### THE EXERCISE:
Show every line below that contains the string "deaerator", copying each one in full. Treat uppercase and lowercase letters as distinct.

### LISTING:

/---

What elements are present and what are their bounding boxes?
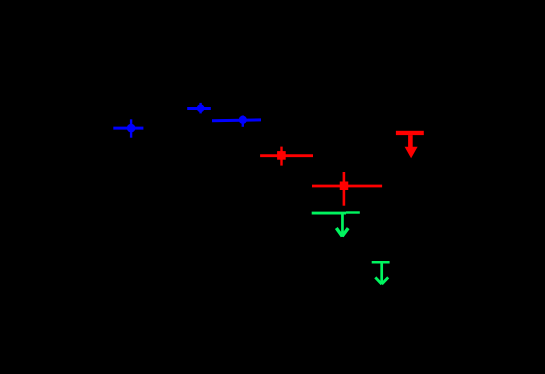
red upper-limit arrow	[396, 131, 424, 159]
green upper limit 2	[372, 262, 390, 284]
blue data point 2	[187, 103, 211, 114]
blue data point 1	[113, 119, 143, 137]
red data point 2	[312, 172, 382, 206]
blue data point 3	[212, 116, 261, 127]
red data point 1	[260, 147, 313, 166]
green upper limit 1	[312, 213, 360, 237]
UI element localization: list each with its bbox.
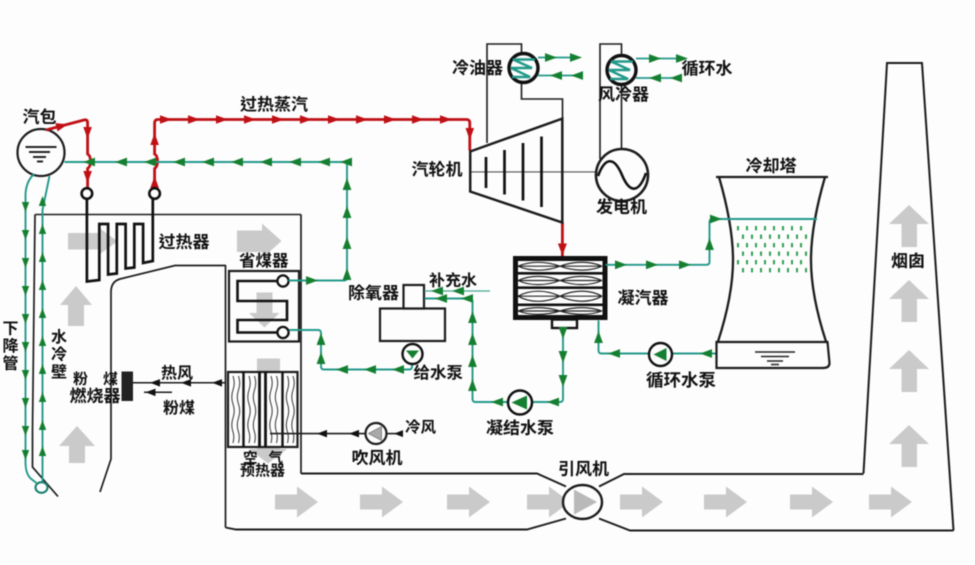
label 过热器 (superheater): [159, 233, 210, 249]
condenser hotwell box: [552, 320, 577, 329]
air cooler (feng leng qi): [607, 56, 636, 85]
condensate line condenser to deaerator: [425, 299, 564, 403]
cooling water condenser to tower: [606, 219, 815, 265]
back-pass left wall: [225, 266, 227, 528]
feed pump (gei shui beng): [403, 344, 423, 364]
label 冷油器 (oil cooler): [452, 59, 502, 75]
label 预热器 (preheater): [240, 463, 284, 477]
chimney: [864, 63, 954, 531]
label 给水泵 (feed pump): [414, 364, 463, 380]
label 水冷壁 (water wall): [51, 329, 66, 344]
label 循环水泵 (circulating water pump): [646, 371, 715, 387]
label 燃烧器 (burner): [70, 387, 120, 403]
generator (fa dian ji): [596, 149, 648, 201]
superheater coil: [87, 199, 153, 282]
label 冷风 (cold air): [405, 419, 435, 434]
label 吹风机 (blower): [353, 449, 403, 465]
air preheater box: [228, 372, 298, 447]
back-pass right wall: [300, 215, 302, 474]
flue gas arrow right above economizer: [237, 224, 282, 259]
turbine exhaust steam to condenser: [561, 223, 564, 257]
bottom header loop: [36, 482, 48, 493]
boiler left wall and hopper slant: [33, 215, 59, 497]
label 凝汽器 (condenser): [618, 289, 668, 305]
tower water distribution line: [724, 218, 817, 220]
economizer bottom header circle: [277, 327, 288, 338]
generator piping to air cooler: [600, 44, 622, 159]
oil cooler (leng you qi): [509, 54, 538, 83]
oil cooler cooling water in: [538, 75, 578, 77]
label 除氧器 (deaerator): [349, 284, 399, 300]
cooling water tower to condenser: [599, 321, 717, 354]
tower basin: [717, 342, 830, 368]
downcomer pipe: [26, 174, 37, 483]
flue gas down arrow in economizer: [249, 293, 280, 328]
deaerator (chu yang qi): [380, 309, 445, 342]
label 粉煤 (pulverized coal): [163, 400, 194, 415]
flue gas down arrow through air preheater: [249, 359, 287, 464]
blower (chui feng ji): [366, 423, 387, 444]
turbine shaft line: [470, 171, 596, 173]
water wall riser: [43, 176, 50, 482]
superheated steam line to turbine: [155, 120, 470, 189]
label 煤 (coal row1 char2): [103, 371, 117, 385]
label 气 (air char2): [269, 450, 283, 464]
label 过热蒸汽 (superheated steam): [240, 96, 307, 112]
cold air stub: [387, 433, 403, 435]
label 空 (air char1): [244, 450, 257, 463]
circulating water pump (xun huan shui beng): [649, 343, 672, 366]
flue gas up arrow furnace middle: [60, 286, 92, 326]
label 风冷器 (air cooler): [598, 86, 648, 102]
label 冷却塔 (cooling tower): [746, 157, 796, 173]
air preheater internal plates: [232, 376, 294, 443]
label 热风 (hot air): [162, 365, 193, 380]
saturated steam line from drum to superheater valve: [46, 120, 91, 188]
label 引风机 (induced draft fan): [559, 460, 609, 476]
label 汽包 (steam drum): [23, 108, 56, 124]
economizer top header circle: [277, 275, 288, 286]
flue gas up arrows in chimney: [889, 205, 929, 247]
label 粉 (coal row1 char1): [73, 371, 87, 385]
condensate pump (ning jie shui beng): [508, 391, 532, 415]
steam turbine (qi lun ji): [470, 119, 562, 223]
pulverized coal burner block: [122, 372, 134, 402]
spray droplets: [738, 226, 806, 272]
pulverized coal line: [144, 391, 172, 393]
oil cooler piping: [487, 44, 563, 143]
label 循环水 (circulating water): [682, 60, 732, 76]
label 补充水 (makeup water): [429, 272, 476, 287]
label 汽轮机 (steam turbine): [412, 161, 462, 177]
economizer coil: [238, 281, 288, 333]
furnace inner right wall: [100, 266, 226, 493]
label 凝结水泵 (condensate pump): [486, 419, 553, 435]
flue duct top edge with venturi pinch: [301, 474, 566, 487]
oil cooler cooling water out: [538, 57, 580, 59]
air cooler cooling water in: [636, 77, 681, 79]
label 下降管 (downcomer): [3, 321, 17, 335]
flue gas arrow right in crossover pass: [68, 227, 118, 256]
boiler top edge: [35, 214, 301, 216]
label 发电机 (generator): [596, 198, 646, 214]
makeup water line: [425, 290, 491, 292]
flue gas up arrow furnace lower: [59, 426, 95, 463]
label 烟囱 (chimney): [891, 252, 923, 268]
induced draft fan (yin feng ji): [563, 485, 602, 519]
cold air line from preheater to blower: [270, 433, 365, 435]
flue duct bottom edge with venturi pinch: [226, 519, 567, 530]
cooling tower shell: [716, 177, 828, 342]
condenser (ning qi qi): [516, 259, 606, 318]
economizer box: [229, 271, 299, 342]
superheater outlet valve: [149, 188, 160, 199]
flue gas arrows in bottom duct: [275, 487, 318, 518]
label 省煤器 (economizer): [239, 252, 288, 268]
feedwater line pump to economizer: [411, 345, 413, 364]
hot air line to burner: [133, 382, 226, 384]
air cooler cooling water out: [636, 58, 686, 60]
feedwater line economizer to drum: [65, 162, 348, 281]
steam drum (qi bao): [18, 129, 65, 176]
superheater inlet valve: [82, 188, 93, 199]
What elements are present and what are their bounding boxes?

\---
/---

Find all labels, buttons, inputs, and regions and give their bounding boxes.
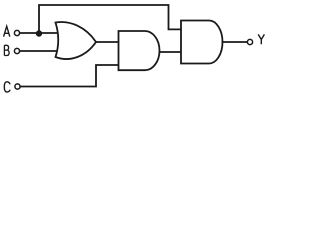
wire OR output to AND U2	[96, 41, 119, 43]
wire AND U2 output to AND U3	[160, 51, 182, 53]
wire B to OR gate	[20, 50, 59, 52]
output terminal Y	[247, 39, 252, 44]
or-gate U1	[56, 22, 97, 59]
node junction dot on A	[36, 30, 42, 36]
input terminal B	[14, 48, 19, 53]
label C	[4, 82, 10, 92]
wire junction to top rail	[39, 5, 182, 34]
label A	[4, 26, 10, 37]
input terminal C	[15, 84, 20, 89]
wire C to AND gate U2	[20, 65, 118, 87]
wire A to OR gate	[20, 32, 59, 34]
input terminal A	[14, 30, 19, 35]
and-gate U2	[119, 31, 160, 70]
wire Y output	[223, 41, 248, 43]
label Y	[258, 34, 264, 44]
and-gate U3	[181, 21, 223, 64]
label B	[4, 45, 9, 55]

\---

### COMPLETED EXERCISE:
condensate line condenser to deaerator: [425, 299, 564, 403]
label 除氧器 (deaerator): [349, 284, 399, 300]
deaerator (chu yang qi): [380, 309, 445, 342]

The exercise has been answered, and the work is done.